** DIRECTIVE **
A line counts if it contains the string "Output"; say how many such lines there are, giving only the number.

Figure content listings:
# # #

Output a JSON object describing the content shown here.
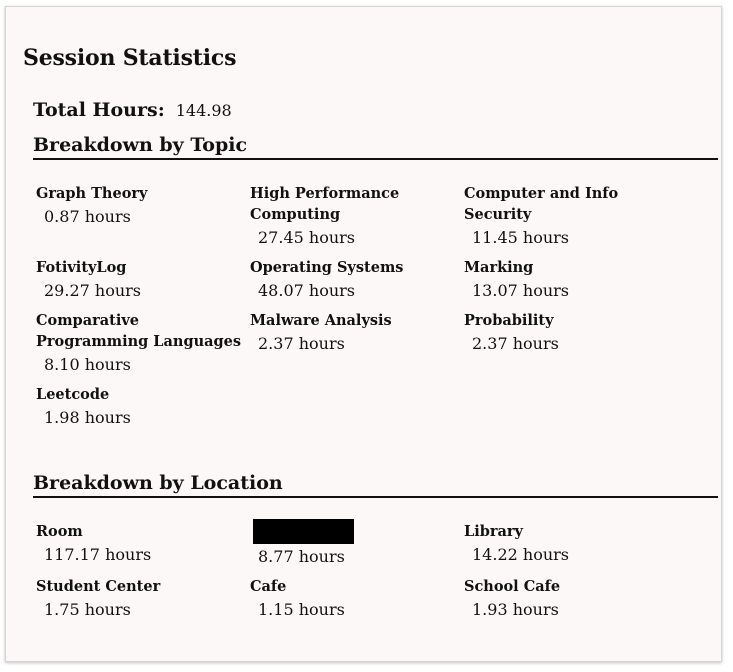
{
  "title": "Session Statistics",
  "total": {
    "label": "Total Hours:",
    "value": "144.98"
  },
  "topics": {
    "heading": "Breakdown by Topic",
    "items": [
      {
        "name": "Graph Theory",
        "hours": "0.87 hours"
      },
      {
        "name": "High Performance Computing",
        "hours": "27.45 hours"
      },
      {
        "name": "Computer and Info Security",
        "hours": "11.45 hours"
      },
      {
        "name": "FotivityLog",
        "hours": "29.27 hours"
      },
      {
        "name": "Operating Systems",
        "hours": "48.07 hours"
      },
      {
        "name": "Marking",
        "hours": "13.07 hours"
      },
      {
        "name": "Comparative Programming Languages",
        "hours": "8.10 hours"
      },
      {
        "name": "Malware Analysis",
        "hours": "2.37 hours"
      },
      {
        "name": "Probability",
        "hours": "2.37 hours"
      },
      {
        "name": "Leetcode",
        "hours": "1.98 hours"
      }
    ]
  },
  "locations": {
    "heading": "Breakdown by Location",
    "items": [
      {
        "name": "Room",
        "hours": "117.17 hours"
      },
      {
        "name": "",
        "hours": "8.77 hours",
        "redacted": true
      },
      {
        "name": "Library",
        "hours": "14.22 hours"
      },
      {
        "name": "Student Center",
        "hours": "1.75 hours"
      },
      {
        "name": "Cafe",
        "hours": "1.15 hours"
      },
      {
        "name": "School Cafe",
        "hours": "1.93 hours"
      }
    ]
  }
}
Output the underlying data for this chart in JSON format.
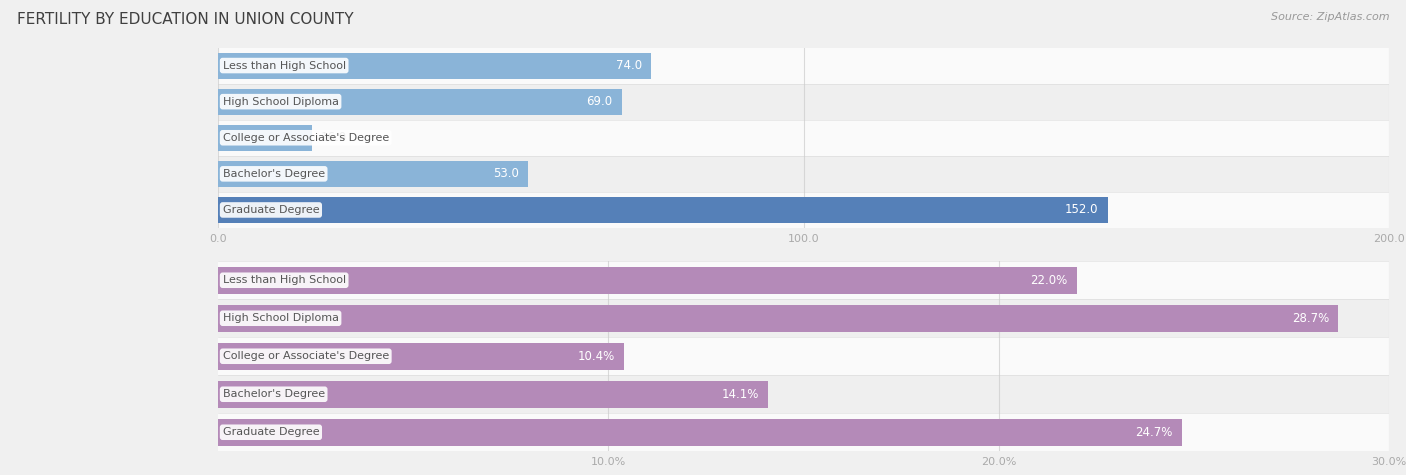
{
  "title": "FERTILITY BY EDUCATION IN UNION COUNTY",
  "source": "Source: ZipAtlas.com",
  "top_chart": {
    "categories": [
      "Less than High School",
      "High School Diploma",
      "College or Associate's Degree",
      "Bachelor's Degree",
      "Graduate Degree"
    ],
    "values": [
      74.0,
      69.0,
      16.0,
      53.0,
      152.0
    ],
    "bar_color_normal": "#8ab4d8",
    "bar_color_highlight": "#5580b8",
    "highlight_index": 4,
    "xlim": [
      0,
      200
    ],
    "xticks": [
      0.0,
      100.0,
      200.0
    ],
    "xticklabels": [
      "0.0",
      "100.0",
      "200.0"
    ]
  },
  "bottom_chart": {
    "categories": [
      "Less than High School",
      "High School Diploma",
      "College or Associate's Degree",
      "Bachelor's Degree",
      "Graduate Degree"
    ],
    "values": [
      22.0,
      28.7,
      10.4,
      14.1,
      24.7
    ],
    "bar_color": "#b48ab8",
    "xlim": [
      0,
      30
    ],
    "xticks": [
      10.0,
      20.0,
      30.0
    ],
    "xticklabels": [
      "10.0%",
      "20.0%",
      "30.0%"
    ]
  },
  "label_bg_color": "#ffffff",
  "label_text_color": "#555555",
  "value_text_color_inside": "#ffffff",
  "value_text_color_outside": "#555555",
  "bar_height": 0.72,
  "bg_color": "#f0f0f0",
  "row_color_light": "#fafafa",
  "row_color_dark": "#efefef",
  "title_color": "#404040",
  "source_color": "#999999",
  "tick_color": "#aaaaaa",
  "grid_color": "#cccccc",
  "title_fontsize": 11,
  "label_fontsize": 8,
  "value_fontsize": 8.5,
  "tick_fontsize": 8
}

# # #

** RESPONSE TO THIS TASK **
2